------ Stored data ------

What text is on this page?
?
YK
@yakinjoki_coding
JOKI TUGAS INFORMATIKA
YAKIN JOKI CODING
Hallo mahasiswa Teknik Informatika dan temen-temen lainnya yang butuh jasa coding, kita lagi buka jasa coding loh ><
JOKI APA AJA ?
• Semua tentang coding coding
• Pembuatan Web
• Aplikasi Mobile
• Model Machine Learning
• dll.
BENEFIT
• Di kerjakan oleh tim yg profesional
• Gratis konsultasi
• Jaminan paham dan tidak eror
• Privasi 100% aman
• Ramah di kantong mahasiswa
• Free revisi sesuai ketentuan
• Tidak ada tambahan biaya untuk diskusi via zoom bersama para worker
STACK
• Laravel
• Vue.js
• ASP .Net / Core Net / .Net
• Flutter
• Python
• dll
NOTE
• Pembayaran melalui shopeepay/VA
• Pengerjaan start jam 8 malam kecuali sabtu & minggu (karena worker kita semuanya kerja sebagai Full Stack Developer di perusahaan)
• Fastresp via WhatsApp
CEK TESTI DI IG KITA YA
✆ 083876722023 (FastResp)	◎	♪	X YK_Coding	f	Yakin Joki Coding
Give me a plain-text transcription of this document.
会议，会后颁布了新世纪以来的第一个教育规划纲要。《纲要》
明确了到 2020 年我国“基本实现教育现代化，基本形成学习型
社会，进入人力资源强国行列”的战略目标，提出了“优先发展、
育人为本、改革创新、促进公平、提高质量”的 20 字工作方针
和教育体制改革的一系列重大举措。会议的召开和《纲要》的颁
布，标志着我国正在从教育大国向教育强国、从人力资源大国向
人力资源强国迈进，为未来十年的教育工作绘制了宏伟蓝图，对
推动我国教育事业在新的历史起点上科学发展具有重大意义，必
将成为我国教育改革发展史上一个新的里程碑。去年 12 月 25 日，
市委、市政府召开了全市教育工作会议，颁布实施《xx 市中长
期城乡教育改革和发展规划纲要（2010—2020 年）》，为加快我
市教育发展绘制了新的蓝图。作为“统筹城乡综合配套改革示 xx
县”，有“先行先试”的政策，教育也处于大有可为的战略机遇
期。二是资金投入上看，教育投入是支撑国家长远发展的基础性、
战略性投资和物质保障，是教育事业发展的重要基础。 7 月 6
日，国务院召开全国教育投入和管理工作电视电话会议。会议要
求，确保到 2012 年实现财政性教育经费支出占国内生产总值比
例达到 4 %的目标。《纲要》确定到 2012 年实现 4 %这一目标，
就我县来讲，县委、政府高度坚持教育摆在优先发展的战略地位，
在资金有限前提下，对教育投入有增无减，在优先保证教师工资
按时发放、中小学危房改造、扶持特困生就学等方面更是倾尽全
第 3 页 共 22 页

------

■ To do ■
Count the lines of the material that include the word "this", then state only the total.

■ Right answer ■
2